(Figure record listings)
########

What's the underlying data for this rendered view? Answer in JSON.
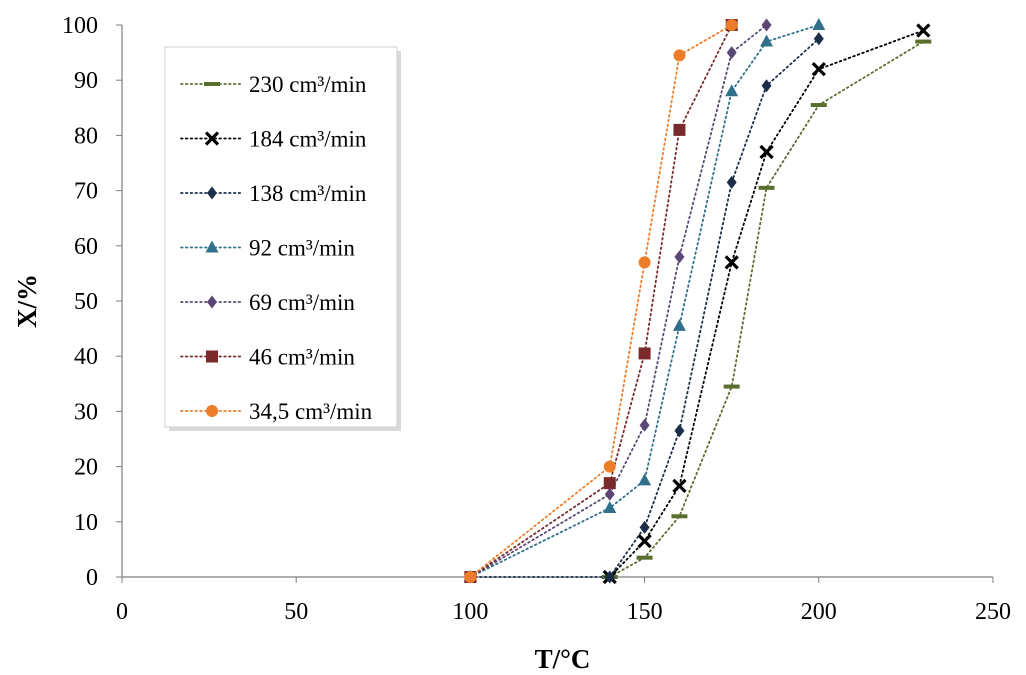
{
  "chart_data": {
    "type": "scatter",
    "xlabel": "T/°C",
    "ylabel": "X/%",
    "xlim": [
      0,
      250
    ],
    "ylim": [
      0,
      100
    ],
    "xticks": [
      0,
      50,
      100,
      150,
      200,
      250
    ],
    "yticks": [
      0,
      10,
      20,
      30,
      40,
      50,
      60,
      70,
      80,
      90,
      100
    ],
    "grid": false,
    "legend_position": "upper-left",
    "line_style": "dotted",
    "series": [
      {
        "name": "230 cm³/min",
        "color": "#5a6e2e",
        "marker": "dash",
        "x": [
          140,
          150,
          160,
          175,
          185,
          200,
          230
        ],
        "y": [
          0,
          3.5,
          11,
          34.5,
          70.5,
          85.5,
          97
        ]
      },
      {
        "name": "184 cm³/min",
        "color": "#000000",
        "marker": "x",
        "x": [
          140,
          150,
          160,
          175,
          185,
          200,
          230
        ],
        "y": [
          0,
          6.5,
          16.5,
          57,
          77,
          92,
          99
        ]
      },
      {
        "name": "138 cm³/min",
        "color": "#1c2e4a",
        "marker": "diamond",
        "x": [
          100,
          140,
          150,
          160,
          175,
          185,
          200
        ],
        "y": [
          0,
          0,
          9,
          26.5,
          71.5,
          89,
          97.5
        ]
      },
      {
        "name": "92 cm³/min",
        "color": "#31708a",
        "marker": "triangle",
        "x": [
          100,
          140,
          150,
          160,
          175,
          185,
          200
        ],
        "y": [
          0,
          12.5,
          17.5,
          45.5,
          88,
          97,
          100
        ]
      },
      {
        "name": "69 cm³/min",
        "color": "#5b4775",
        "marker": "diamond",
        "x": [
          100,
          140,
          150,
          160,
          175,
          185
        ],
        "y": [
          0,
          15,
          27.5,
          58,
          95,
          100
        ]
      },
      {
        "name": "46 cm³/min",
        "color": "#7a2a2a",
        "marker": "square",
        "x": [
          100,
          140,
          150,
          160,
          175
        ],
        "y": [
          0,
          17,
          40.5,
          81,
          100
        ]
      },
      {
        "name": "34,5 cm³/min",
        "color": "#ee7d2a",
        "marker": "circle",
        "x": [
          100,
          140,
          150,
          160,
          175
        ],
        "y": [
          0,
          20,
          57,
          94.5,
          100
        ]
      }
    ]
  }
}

########

■ Aim
Will you restate every entry word for word and omit the images?

■ Completed task
What's the underlying data for this rendered view? Answer in JSON.
{
  "chart_data": {
    "type": "scatter",
    "xlabel": "T/°C",
    "ylabel": "X/%",
    "xlim": [
      0,
      250
    ],
    "ylim": [
      0,
      100
    ],
    "xticks": [
      0,
      50,
      100,
      150,
      200,
      250
    ],
    "yticks": [
      0,
      10,
      20,
      30,
      40,
      50,
      60,
      70,
      80,
      90,
      100
    ],
    "grid": false,
    "legend_position": "upper-left",
    "line_style": "dotted",
    "series": [
      {
        "name": "230 cm³/min",
        "color": "#5a6e2e",
        "marker": "dash",
        "x": [
          140,
          150,
          160,
          175,
          185,
          200,
          230
        ],
        "y": [
          0,
          3.5,
          11,
          34.5,
          70.5,
          85.5,
          97
        ]
      },
      {
        "name": "184 cm³/min",
        "color": "#000000",
        "marker": "x",
        "x": [
          140,
          150,
          160,
          175,
          185,
          200,
          230
        ],
        "y": [
          0,
          6.5,
          16.5,
          57,
          77,
          92,
          99
        ]
      },
      {
        "name": "138 cm³/min",
        "color": "#1c2e4a",
        "marker": "diamond",
        "x": [
          100,
          140,
          150,
          160,
          175,
          185,
          200
        ],
        "y": [
          0,
          0,
          9,
          26.5,
          71.5,
          89,
          97.5
        ]
      },
      {
        "name": "92 cm³/min",
        "color": "#31708a",
        "marker": "triangle",
        "x": [
          100,
          140,
          150,
          160,
          175,
          185,
          200
        ],
        "y": [
          0,
          12.5,
          17.5,
          45.5,
          88,
          97,
          100
        ]
      },
      {
        "name": "69 cm³/min",
        "color": "#5b4775",
        "marker": "diamond",
        "x": [
          100,
          140,
          150,
          160,
          175,
          185
        ],
        "y": [
          0,
          15,
          27.5,
          58,
          95,
          100
        ]
      },
      {
        "name": "46 cm³/min",
        "color": "#7a2a2a",
        "marker": "square",
        "x": [
          100,
          140,
          150,
          160,
          175
        ],
        "y": [
          0,
          17,
          40.5,
          81,
          100
        ]
      },
      {
        "name": "34,5 cm³/min",
        "color": "#ee7d2a",
        "marker": "circle",
        "x": [
          100,
          140,
          150,
          160,
          175
        ],
        "y": [
          0,
          20,
          57,
          94.5,
          100
        ]
      }
    ]
  }
}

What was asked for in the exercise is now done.